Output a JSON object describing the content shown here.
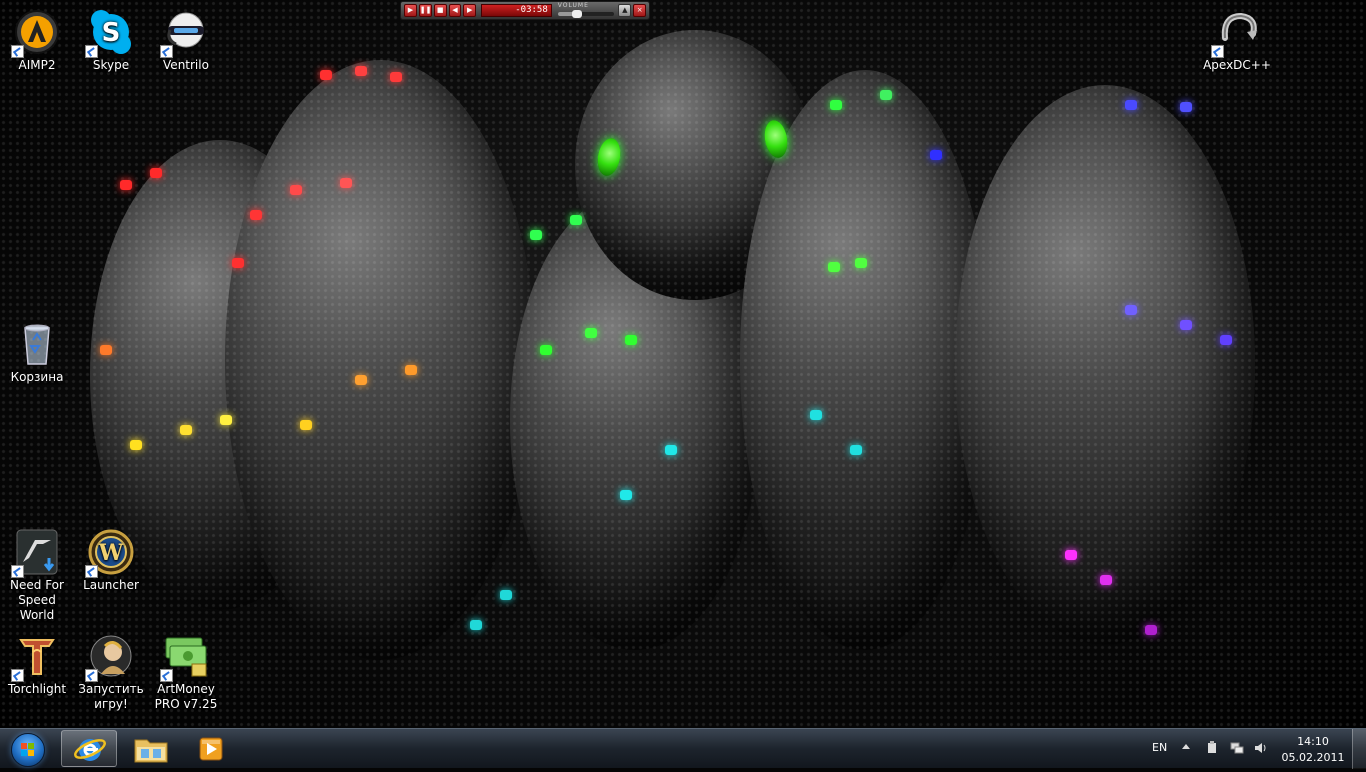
{
  "desktop": {
    "icons": {
      "aimp": {
        "label": "AIMP2"
      },
      "skype": {
        "label": "Skype"
      },
      "ventrilo": {
        "label": "Ventrilo"
      },
      "apexdc": {
        "label": "ApexDC++"
      },
      "recycle": {
        "label": "Корзина"
      },
      "nfs": {
        "label": "Need For Speed World"
      },
      "wow": {
        "label": "Launcher"
      },
      "torchlight": {
        "label": "Torchlight"
      },
      "run_game": {
        "label": "Запустить игру!"
      },
      "artmoney": {
        "label": "ArtMoney PRO v7.25"
      }
    }
  },
  "player": {
    "time": "-03:58",
    "volume_label": "VOLUME",
    "volume_level": 0.35,
    "buttons": [
      "play-icon",
      "pause-icon",
      "stop-icon",
      "prev-icon",
      "next-icon"
    ]
  },
  "taskbar": {
    "pinned": [
      "internet-explorer",
      "windows-explorer",
      "media-player"
    ],
    "active": "internet-explorer",
    "language": "EN",
    "time": "14:10",
    "date": "05.02.2011"
  },
  "colors": {
    "taskbar": "#1d242d",
    "start_orb": "#1f6dc2",
    "snake_eye": "#35e010"
  }
}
+---+
Copy every entry word for word, but omit the pictures.

Result
Output a JSON object describing the content shown here.
{
  "desktop": {
    "icons": {
      "aimp": {
        "label": "AIMP2"
      },
      "skype": {
        "label": "Skype"
      },
      "ventrilo": {
        "label": "Ventrilo"
      },
      "apexdc": {
        "label": "ApexDC++"
      },
      "recycle": {
        "label": "Корзина"
      },
      "nfs": {
        "label": "Need For Speed World"
      },
      "wow": {
        "label": "Launcher"
      },
      "torchlight": {
        "label": "Torchlight"
      },
      "run_game": {
        "label": "Запустить игру!"
      },
      "artmoney": {
        "label": "ArtMoney PRO v7.25"
      }
    }
  },
  "player": {
    "time": "-03:58",
    "volume_label": "VOLUME",
    "volume_level": 0.35,
    "buttons": [
      "play-icon",
      "pause-icon",
      "stop-icon",
      "prev-icon",
      "next-icon"
    ]
  },
  "taskbar": {
    "pinned": [
      "internet-explorer",
      "windows-explorer",
      "media-player"
    ],
    "active": "internet-explorer",
    "language": "EN",
    "time": "14:10",
    "date": "05.02.2011"
  },
  "colors": {
    "taskbar": "#1d242d",
    "start_orb": "#1f6dc2",
    "snake_eye": "#35e010"
  }
}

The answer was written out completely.